• Given request: The entries below are to be transcribed in full, without their images.

Extracted data entries
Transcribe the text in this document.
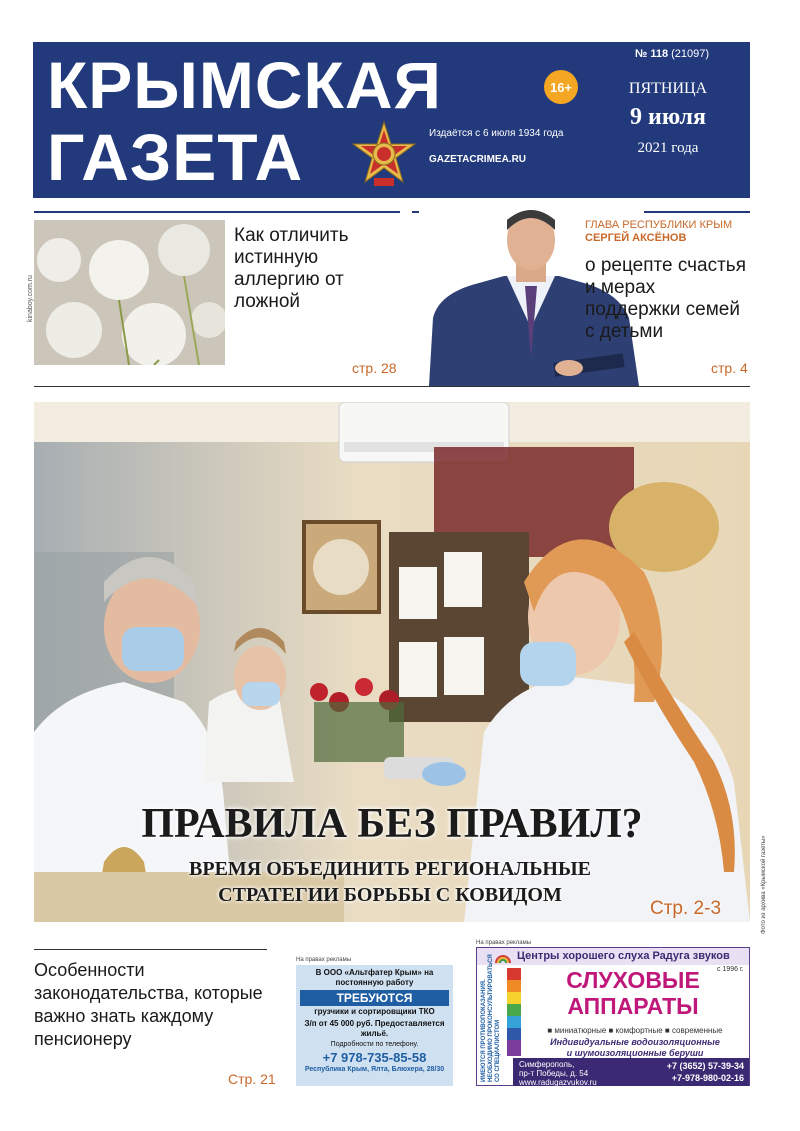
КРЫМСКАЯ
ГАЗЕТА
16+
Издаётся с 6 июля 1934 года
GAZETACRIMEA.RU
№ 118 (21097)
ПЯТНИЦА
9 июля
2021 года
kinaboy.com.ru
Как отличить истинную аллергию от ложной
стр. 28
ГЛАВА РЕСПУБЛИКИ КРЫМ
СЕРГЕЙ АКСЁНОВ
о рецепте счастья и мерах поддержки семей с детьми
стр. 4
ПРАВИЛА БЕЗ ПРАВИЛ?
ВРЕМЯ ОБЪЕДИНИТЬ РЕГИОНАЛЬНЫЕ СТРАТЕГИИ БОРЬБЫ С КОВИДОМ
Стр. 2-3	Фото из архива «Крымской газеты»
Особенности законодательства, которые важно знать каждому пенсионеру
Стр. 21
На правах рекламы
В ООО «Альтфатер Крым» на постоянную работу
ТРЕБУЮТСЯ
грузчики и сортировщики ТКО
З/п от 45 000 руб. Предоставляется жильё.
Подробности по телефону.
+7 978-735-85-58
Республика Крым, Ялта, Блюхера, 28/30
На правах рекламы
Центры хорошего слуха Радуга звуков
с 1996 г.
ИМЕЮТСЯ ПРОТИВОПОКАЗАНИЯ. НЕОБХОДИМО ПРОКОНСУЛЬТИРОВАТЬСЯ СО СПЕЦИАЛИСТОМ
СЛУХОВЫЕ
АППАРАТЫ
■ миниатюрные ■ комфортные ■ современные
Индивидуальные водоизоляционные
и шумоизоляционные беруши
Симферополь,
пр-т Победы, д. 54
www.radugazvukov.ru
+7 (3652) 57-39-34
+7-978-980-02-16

• Correct result:
Transcribe the text in this document.
КРЫМСКАЯ
ГАЗЕТА
16+
Издаётся с 6 июля 1934 года
GAZETACRIMEA.RU
№ 118 (21097)
ПЯТНИЦА
9 июля
2021 года
kinaboy.com.ru
Как отличить истинную аллергию от ложной
стр. 28
ГЛАВА РЕСПУБЛИКИ КРЫМ
СЕРГЕЙ АКСЁНОВ
о рецепте счастья и мерах поддержки семей с детьми
стр. 4
ПРАВИЛА БЕЗ ПРАВИЛ?
ВРЕМЯ ОБЪЕДИНИТЬ РЕГИОНАЛЬНЫЕ СТРАТЕГИИ БОРЬБЫ С КОВИДОМ
Стр. 2-3	Фото из архива «Крымской газеты»
Особенности законодательства, которые важно знать каждому пенсионеру
Стр. 21
На правах рекламы
В ООО «Альтфатер Крым» на постоянную работу
ТРЕБУЮТСЯ
грузчики и сортировщики ТКО
З/п от 45 000 руб. Предоставляется жильё.
Подробности по телефону.
+7 978-735-85-58
Республика Крым, Ялта, Блюхера, 28/30
На правах рекламы
Центры хорошего слуха Радуга звуков
с 1996 г.
ИМЕЮТСЯ ПРОТИВОПОКАЗАНИЯ. НЕОБХОДИМО ПРОКОНСУЛЬТИРОВАТЬСЯ СО СПЕЦИАЛИСТОМ
СЛУХОВЫЕ
АППАРАТЫ
■ миниатюрные ■ комфортные ■ современные
Индивидуальные водоизоляционные
и шумоизоляционные беруши
Симферополь,
пр-т Победы, д. 54
www.radugazvukov.ru
+7 (3652) 57-39-34
+7-978-980-02-16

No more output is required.